Scan the data beneath this task and copy each line that includes "March".
## start PROVIDED DATA
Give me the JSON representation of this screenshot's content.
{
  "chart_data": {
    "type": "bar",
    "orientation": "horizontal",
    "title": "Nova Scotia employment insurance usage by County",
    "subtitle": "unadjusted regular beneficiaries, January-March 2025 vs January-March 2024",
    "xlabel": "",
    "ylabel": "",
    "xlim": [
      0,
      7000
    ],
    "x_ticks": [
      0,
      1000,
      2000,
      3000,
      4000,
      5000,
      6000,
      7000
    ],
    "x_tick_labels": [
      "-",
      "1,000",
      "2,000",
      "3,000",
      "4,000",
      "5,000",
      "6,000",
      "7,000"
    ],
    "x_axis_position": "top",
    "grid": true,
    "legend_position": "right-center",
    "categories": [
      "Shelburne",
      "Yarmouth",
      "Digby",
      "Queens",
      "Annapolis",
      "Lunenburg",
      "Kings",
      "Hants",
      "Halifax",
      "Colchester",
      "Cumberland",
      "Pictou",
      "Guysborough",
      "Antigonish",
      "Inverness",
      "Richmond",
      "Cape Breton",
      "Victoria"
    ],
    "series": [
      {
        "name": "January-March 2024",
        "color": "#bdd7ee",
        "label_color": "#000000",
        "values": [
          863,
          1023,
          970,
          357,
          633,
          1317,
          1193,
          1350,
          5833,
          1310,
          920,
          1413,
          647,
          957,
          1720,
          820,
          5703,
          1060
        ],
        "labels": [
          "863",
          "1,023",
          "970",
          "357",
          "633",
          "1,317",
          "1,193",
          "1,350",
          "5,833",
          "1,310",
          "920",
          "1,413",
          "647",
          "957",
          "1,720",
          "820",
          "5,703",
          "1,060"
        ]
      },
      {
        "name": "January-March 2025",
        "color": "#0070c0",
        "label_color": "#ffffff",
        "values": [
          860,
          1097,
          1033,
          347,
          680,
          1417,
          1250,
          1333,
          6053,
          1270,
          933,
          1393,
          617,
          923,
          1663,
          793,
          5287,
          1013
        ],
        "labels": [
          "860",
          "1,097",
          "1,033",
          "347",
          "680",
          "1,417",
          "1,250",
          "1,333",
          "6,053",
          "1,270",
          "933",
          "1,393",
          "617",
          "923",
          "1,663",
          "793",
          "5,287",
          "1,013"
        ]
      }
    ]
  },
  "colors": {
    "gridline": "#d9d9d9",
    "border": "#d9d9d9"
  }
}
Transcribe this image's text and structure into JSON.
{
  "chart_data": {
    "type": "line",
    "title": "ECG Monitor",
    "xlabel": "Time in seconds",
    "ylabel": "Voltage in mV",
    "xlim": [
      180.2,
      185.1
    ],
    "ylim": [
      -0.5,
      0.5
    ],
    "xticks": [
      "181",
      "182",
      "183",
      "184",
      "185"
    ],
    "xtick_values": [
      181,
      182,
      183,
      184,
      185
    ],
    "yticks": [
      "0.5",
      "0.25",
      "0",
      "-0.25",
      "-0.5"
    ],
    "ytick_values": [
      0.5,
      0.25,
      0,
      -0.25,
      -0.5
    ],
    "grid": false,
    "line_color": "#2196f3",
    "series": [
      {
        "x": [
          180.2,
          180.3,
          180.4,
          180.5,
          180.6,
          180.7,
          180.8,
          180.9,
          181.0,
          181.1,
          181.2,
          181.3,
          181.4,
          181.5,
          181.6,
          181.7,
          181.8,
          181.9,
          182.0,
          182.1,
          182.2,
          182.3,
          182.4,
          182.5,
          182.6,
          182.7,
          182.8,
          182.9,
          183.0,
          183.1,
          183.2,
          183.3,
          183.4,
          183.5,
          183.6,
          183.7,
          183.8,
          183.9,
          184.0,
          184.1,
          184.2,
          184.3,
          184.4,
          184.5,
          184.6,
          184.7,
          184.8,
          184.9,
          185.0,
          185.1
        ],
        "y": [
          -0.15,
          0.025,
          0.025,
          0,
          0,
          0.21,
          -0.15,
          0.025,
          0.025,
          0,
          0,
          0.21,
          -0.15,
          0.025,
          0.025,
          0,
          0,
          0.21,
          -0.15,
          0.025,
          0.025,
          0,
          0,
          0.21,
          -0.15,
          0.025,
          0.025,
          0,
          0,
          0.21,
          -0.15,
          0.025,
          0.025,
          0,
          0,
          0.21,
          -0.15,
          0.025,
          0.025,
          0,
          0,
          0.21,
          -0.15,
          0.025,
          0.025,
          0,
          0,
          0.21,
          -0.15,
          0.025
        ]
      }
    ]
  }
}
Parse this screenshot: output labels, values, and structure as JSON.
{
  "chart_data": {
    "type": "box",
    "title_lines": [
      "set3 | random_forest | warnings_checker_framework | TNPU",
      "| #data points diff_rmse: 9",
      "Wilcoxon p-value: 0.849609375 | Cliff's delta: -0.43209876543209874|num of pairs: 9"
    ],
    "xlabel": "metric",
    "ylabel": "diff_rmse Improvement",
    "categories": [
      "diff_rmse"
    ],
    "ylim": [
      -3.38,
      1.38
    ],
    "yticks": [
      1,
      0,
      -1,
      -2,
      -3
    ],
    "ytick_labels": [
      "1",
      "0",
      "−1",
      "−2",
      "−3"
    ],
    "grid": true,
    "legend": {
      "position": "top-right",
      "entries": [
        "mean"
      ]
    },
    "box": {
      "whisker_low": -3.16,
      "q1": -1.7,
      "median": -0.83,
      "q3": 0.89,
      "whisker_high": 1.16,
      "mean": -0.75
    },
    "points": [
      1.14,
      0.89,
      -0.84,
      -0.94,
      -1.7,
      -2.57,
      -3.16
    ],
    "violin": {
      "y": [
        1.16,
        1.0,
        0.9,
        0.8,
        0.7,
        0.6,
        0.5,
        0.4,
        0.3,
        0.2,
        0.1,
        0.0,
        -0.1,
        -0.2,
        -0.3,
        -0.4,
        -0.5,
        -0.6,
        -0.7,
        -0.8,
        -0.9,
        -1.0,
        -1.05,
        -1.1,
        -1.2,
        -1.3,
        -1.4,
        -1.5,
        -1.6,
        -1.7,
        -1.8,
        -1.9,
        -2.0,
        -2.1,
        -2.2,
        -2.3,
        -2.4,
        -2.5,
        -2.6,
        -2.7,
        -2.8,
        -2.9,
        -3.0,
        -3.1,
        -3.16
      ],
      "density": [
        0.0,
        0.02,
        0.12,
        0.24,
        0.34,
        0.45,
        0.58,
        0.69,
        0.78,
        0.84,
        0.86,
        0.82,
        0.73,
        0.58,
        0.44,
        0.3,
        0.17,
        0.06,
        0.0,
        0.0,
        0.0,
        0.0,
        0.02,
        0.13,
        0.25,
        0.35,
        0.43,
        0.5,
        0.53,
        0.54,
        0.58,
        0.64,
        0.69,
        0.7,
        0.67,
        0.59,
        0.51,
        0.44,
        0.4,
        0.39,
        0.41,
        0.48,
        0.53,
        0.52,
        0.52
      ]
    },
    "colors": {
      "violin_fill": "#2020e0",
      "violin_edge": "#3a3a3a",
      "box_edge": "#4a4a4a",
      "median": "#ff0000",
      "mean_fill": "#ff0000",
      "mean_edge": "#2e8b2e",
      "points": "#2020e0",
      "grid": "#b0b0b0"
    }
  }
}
## end PROVIDED DATA
_TASK ANSWER_
    "subtitle": "unadjusted regular beneficiaries, January-March 2025 vs January-March 2024",
        "name": "January-March 2024",
        "name": "January-March 2025",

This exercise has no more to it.